BRIEF: Copy out these lines of data again, switching every "x-tick-label" to "x-axis-tick". Leave everything else unchanged.

Lines of data:

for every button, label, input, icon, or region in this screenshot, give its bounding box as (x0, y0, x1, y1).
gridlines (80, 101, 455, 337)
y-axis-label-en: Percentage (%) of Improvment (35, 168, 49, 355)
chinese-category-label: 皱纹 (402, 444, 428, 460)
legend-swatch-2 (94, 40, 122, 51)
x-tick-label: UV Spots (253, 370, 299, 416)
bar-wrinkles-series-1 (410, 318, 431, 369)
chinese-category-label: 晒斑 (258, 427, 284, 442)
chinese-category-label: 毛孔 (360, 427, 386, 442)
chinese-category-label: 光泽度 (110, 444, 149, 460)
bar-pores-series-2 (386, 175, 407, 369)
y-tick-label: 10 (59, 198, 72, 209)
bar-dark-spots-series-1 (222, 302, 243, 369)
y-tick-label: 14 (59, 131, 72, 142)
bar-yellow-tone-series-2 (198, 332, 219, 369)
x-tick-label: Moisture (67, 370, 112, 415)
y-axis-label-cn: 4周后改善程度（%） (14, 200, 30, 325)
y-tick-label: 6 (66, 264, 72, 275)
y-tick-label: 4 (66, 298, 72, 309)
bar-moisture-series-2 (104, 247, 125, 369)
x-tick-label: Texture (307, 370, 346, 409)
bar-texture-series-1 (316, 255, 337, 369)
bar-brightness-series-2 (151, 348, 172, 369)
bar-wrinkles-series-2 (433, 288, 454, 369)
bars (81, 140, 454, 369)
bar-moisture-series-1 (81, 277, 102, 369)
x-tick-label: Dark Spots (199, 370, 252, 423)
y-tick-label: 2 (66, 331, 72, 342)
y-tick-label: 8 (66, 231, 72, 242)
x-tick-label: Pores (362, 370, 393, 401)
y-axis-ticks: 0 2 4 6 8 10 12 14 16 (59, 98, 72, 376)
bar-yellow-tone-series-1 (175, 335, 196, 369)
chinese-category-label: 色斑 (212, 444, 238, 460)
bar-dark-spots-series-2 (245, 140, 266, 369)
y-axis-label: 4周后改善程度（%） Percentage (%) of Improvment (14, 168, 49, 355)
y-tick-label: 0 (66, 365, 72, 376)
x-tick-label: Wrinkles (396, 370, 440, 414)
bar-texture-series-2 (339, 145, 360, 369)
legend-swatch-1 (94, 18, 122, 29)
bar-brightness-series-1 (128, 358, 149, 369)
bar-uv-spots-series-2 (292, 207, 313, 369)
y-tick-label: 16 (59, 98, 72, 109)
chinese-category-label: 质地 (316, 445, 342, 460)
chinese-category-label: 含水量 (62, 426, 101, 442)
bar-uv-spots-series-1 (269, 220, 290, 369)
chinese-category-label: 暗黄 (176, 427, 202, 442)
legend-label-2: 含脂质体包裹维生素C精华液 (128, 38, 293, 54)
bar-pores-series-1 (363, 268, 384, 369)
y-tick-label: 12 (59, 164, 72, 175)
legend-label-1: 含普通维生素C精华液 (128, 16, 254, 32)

THE REPLY:
for every button, label, input, icon, or region in this screenshot, give its bounding box as (x0, y0, x1, y1).
gridlines (80, 101, 455, 337)
y-axis-label-en: Percentage (%) of Improvment (35, 168, 49, 355)
chinese-category-label: 皱纹 (402, 444, 428, 460)
legend-swatch-2 (94, 40, 122, 51)
x-axis-tick: UV Spots (253, 370, 299, 416)
bar-wrinkles-series-1 (410, 318, 431, 369)
chinese-category-label: 晒斑 (258, 427, 284, 442)
chinese-category-label: 毛孔 (360, 427, 386, 442)
chinese-category-label: 光泽度 (110, 444, 149, 460)
bar-pores-series-2 (386, 175, 407, 369)
y-tick-label: 10 (59, 198, 72, 209)
bar-dark-spots-series-1 (222, 302, 243, 369)
y-tick-label: 14 (59, 131, 72, 142)
bar-yellow-tone-series-2 (198, 332, 219, 369)
x-axis-tick: Moisture (67, 370, 112, 415)
y-axis-label-cn: 4周后改善程度（%） (14, 200, 30, 325)
y-tick-label: 6 (66, 264, 72, 275)
y-tick-label: 4 (66, 298, 72, 309)
bar-moisture-series-2 (104, 247, 125, 369)
x-axis-tick: Texture (307, 370, 346, 409)
bar-texture-series-1 (316, 255, 337, 369)
bar-brightness-series-2 (151, 348, 172, 369)
bar-wrinkles-series-2 (433, 288, 454, 369)
bars (81, 140, 454, 369)
bar-moisture-series-1 (81, 277, 102, 369)
x-axis-tick: Dark Spots (199, 370, 252, 423)
y-tick-label: 2 (66, 331, 72, 342)
y-tick-label: 8 (66, 231, 72, 242)
x-axis-tick: Pores (362, 370, 393, 401)
y-axis-ticks: 0 2 4 6 8 10 12 14 16 (59, 98, 72, 376)
bar-yellow-tone-series-1 (175, 335, 196, 369)
chinese-category-label: 色斑 (212, 444, 238, 460)
bar-dark-spots-series-2 (245, 140, 266, 369)
y-axis-label: 4周后改善程度（%） Percentage (%) of Improvment (14, 168, 49, 355)
y-tick-label: 0 (66, 365, 72, 376)
x-axis-tick: Wrinkles (396, 370, 440, 414)
bar-texture-series-2 (339, 145, 360, 369)
legend-swatch-1 (94, 18, 122, 29)
bar-brightness-series-1 (128, 358, 149, 369)
bar-uv-spots-series-2 (292, 207, 313, 369)
y-tick-label: 16 (59, 98, 72, 109)
chinese-category-label: 质地 (316, 445, 342, 460)
chinese-category-label: 含水量 (62, 426, 101, 442)
bar-uv-spots-series-1 (269, 220, 290, 369)
chinese-category-label: 暗黄 (176, 427, 202, 442)
legend-label-2: 含脂质体包裹维生素C精华液 (128, 38, 293, 54)
bar-pores-series-1 (363, 268, 384, 369)
y-tick-label: 12 (59, 164, 72, 175)
legend-label-1: 含普通维生素C精华液 (128, 16, 254, 32)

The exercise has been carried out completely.